• [TASK GOAL]: Reproduce verbatim the rows that open with the line containing "List all visible" and close with the line containing "197, 493, 221]", including both of those lines.

• [DATA IN THIS EXERCISE]:
* * * * * * *

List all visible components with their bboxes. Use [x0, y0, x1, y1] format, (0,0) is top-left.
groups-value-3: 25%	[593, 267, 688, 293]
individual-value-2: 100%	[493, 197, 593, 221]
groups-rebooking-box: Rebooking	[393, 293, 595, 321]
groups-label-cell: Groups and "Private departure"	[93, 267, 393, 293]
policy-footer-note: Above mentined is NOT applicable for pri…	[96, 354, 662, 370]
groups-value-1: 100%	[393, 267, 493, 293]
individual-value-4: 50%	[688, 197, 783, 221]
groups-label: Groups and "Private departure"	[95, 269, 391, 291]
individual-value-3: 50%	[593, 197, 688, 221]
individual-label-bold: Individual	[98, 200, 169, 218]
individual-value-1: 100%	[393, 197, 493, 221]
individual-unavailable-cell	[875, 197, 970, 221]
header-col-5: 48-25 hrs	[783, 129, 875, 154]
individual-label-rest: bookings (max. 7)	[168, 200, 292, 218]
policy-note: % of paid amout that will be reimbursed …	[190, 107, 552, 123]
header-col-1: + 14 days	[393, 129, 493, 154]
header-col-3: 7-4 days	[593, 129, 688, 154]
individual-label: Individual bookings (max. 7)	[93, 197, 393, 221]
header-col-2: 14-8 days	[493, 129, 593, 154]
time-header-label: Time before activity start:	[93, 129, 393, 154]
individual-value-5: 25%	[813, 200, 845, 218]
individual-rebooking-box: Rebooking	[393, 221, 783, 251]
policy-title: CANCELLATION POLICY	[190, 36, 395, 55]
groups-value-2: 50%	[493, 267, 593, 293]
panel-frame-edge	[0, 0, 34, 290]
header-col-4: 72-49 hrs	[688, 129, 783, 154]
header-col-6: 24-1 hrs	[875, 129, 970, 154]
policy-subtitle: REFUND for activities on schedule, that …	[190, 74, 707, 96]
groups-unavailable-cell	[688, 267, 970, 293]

* * * * * * *

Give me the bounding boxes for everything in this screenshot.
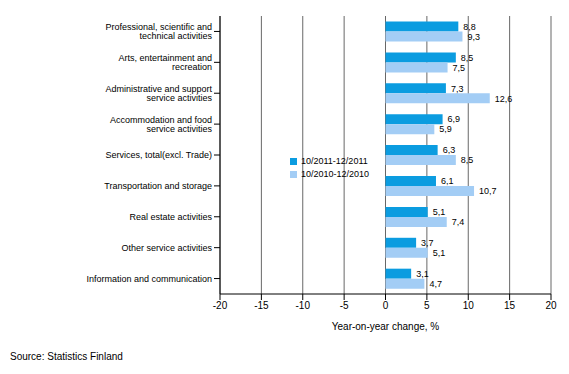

* * * * * * *

• [WRITTEN ANSWER]:
List all visible components with their bboxes. Use [x0, y0, x1, y1] format, (0,0) is top-left.
groups-value-3: 25%	[593, 267, 688, 293]
individual-value-2: 100%	[493, 197, 593, 221]
groups-rebooking-box: Rebooking	[393, 293, 595, 321]
groups-label-cell: Groups and "Private departure"	[93, 267, 393, 293]
policy-footer-note: Above mentined is NOT applicable for pri…	[96, 354, 662, 370]
groups-value-1: 100%	[393, 267, 493, 293]
individual-value-4: 50%	[688, 197, 783, 221]
groups-label: Groups and "Private departure"	[95, 269, 391, 291]
individual-value-3: 50%	[593, 197, 688, 221]
individual-label-bold: Individual	[98, 200, 169, 218]
individual-value-1: 100%	[393, 197, 493, 221]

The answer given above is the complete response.